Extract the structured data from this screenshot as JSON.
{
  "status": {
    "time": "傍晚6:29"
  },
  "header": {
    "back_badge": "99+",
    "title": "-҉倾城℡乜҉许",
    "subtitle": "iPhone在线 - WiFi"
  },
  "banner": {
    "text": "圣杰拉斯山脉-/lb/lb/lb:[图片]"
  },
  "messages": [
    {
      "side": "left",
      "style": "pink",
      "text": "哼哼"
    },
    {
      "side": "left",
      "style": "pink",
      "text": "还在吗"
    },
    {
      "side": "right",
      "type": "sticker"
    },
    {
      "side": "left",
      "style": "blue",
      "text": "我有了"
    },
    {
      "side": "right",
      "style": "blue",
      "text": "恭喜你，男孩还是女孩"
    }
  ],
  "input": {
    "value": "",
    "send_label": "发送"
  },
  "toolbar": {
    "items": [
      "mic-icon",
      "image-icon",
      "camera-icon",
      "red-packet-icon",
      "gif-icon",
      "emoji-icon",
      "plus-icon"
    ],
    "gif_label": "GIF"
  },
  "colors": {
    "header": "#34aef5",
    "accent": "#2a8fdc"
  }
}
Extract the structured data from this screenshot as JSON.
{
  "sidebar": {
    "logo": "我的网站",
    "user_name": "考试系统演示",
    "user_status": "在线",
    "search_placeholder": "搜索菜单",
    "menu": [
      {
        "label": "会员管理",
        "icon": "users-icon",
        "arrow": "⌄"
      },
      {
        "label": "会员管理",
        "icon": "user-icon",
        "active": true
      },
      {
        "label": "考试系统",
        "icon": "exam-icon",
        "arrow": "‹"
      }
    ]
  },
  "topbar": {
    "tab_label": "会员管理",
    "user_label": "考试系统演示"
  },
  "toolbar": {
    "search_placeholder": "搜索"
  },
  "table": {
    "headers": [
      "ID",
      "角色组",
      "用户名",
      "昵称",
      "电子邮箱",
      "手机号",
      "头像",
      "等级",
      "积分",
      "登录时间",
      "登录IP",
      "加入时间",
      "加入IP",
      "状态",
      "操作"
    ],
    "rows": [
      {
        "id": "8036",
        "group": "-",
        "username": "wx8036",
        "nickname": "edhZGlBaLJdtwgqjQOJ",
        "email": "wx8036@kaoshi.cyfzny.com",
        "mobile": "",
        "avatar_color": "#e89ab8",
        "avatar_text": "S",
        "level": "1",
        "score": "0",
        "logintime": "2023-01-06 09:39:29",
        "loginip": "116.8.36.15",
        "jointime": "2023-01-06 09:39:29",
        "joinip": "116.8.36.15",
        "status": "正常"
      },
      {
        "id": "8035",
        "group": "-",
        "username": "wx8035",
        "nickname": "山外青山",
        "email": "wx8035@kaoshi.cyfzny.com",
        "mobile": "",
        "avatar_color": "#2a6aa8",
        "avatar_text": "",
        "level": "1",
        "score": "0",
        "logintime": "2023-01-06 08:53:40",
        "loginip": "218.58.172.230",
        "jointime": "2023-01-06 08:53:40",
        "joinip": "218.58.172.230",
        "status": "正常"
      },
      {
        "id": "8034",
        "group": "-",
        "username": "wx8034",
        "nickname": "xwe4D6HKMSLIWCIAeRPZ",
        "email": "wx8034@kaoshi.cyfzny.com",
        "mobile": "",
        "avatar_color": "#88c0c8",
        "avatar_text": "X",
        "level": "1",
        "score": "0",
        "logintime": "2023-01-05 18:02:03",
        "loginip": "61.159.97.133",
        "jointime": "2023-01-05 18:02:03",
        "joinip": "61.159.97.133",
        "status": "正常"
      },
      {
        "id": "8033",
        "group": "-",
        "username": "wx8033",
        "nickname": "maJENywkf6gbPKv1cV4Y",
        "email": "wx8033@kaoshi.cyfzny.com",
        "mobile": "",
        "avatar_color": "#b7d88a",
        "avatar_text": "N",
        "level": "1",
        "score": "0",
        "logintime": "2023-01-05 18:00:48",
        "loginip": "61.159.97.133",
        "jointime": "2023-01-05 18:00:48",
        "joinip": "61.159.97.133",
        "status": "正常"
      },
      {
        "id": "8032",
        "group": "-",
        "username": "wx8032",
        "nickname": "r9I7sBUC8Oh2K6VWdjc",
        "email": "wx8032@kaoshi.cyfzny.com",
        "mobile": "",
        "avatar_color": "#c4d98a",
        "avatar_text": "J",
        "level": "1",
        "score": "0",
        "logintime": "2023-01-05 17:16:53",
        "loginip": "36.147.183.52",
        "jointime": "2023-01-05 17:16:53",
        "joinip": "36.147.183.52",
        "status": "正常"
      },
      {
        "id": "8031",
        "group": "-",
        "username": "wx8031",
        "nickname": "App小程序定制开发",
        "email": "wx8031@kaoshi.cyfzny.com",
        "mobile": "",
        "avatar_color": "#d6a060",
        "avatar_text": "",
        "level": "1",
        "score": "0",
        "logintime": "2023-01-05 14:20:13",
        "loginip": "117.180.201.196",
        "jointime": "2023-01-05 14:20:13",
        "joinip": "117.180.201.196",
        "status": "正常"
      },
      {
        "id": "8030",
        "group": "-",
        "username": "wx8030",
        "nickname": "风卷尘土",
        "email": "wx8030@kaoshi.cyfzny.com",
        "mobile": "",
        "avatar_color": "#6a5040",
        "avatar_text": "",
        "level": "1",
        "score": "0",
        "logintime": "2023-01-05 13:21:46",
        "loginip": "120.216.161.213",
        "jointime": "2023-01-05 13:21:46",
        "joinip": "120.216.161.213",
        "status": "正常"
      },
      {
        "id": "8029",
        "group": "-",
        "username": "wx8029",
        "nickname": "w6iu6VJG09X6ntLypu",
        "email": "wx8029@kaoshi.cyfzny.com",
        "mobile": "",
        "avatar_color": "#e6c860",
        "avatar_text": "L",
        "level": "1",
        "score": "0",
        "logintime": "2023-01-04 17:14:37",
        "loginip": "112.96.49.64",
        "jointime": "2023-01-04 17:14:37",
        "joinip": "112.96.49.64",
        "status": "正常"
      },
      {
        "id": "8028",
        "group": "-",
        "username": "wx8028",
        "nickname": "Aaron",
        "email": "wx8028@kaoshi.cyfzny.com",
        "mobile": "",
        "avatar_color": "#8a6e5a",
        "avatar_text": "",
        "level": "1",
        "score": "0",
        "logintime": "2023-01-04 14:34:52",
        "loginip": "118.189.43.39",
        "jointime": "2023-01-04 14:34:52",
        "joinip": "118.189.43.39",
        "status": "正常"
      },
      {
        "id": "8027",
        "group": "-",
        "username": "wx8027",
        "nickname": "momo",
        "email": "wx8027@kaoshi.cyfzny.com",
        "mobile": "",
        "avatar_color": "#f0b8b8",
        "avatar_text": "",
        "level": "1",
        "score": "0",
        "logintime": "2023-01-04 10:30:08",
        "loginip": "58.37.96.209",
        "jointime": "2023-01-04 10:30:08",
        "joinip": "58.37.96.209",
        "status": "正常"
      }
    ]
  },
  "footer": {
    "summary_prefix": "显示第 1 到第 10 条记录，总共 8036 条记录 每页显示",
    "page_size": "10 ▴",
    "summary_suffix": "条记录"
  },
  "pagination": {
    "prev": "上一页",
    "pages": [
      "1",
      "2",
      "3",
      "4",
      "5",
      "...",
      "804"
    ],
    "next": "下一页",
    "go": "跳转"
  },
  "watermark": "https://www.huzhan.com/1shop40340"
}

Your task =
Reproduce the listing in full. Keep it exactly as written.

Full solution =
Extract the structured data from this screenshot as JSON.
{
  "status": {
    "time": "傍晚6:29"
  },
  "header": {
    "back_badge": "99+",
    "title": "-҉倾城℡乜҉许",
    "subtitle": "iPhone在线 - WiFi"
  },
  "banner": {
    "text": "圣杰拉斯山脉-/lb/lb/lb:[图片]"
  },
  "messages": [
    {
      "side": "left",
      "style": "pink",
      "text": "哼哼"
    },
    {
      "side": "left",
      "style": "pink",
      "text": "还在吗"
    },
    {
      "side": "right",
      "type": "sticker"
    },
    {
      "side": "left",
      "style": "blue",
      "text": "我有了"
    },
    {
      "side": "right",
      "style": "blue",
      "text": "恭喜你，男孩还是女孩"
    }
  ],
  "input": {
    "value": "",
    "send_label": "发送"
  },
  "toolbar": {
    "items": [
      "mic-icon",
      "image-icon",
      "camera-icon",
      "red-packet-icon",
      "gif-icon",
      "emoji-icon",
      "plus-icon"
    ],
    "gif_label": "GIF"
  },
  "colors": {
    "header": "#34aef5",
    "accent": "#2a8fdc"
  }
}
Extract the structured data from this screenshot as JSON.
{
  "sidebar": {
    "logo": "我的网站",
    "user_name": "考试系统演示",
    "user_status": "在线",
    "search_placeholder": "搜索菜单",
    "menu": [
      {
        "label": "会员管理",
        "icon": "users-icon",
        "arrow": "⌄"
      },
      {
        "label": "会员管理",
        "icon": "user-icon",
        "active": true
      },
      {
        "label": "考试系统",
        "icon": "exam-icon",
        "arrow": "‹"
      }
    ]
  },
  "topbar": {
    "tab_label": "会员管理",
    "user_label": "考试系统演示"
  },
  "toolbar": {
    "search_placeholder": "搜索"
  },
  "table": {
    "headers": [
      "ID",
      "角色组",
      "用户名",
      "昵称",
      "电子邮箱",
      "手机号",
      "头像",
      "等级",
      "积分",
      "登录时间",
      "登录IP",
      "加入时间",
      "加入IP",
      "状态",
      "操作"
    ],
    "rows": [
      {
        "id": "8036",
        "group": "-",
        "username": "wx8036",
        "nickname": "edhZGlBaLJdtwgqjQOJ",
        "email": "wx8036@kaoshi.cyfzny.com",
        "mobile": "",
        "avatar_color": "#e89ab8",
        "avatar_text": "S",
        "level": "1",
        "score": "0",
        "logintime": "2023-01-06 09:39:29",
        "loginip": "116.8.36.15",
        "jointime": "2023-01-06 09:39:29",
        "joinip": "116.8.36.15",
        "status": "正常"
      },
      {
        "id": "8035",
        "group": "-",
        "username": "wx8035",
        "nickname": "山外青山",
        "email": "wx8035@kaoshi.cyfzny.com",
        "mobile": "",
        "avatar_color": "#2a6aa8",
        "avatar_text": "",
        "level": "1",
        "score": "0",
        "logintime": "2023-01-06 08:53:40",
        "loginip": "218.58.172.230",
        "jointime": "2023-01-06 08:53:40",
        "joinip": "218.58.172.230",
        "status": "正常"
      },
      {
        "id": "8034",
        "group": "-",
        "username": "wx8034",
        "nickname": "xwe4D6HKMSLIWCIAeRPZ",
        "email": "wx8034@kaoshi.cyfzny.com",
        "mobile": "",
        "avatar_color": "#88c0c8",
        "avatar_text": "X",
        "level": "1",
        "score": "0",
        "logintime": "2023-01-05 18:02:03",
        "loginip": "61.159.97.133",
        "jointime": "2023-01-05 18:02:03",
        "joinip": "61.159.97.133",
        "status": "正常"
      },
      {
        "id": "8033",
        "group": "-",
        "username": "wx8033",
        "nickname": "maJENywkf6gbPKv1cV4Y",
        "email": "wx8033@kaoshi.cyfzny.com",
        "mobile": "",
        "avatar_color": "#b7d88a",
        "avatar_text": "N",
        "level": "1",
        "score": "0",
        "logintime": "2023-01-05 18:00:48",
        "loginip": "61.159.97.133",
        "jointime": "2023-01-05 18:00:48",
        "joinip": "61.159.97.133",
        "status": "正常"
      },
      {
        "id": "8032",
        "group": "-",
        "username": "wx8032",
        "nickname": "r9I7sBUC8Oh2K6VWdjc",
        "email": "wx8032@kaoshi.cyfzny.com",
        "mobile": "",
        "avatar_color": "#c4d98a",
        "avatar_text": "J",
        "level": "1",
        "score": "0",
        "logintime": "2023-01-05 17:16:53",
        "loginip": "36.147.183.52",
        "jointime": "2023-01-05 17:16:53",
        "joinip": "36.147.183.52",
        "status": "正常"
      },
      {
        "id": "8031",
        "group": "-",
        "username": "wx8031",
        "nickname": "App小程序定制开发",
        "email": "wx8031@kaoshi.cyfzny.com",
        "mobile": "",
        "avatar_color": "#d6a060",
        "avatar_text": "",
        "level": "1",
        "score": "0",
        "logintime": "2023-01-05 14:20:13",
        "loginip": "117.180.201.196",
        "jointime": "2023-01-05 14:20:13",
        "joinip": "117.180.201.196",
        "status": "正常"
      },
      {
        "id": "8030",
        "group": "-",
        "username": "wx8030",
        "nickname": "风卷尘土",
        "email": "wx8030@kaoshi.cyfzny.com",
        "mobile": "",
        "avatar_color": "#6a5040",
        "avatar_text": "",
        "level": "1",
        "score": "0",
        "logintime": "2023-01-05 13:21:46",
        "loginip": "120.216.161.213",
        "jointime": "2023-01-05 13:21:46",
        "joinip": "120.216.161.213",
        "status": "正常"
      },
      {
        "id": "8029",
        "group": "-",
        "username": "wx8029",
        "nickname": "w6iu6VJG09X6ntLypu",
        "email": "wx8029@kaoshi.cyfzny.com",
        "mobile": "",
        "avatar_color": "#e6c860",
        "avatar_text": "L",
        "level": "1",
        "score": "0",
        "logintime": "2023-01-04 17:14:37",
        "loginip": "112.96.49.64",
        "jointime": "2023-01-04 17:14:37",
        "joinip": "112.96.49.64",
        "status": "正常"
      },
      {
        "id": "8028",
        "group": "-",
        "username": "wx8028",
        "nickname": "Aaron",
        "email": "wx8028@kaoshi.cyfzny.com",
        "mobile": "",
        "avatar_color": "#8a6e5a",
        "avatar_text": "",
        "level": "1",
        "score": "0",
        "logintime": "2023-01-04 14:34:52",
        "loginip": "118.189.43.39",
        "jointime": "2023-01-04 14:34:52",
        "joinip": "118.189.43.39",
        "status": "正常"
      },
      {
        "id": "8027",
        "group": "-",
        "username": "wx8027",
        "nickname": "momo",
        "email": "wx8027@kaoshi.cyfzny.com",
        "mobile": "",
        "avatar_color": "#f0b8b8",
        "avatar_text": "",
        "level": "1",
        "score": "0",
        "logintime": "2023-01-04 10:30:08",
        "loginip": "58.37.96.209",
        "jointime": "2023-01-04 10:30:08",
        "joinip": "58.37.96.209",
        "status": "正常"
      }
    ]
  },
  "footer": {
    "summary_prefix": "显示第 1 到第 10 条记录，总共 8036 条记录 每页显示",
    "page_size": "10 ▴",
    "summary_suffix": "条记录"
  },
  "pagination": {
    "prev": "上一页",
    "pages": [
      "1",
      "2",
      "3",
      "4",
      "5",
      "...",
      "804"
    ],
    "next": "下一页",
    "go": "跳转"
  },
  "watermark": "https://www.huzhan.com/1shop40340"
}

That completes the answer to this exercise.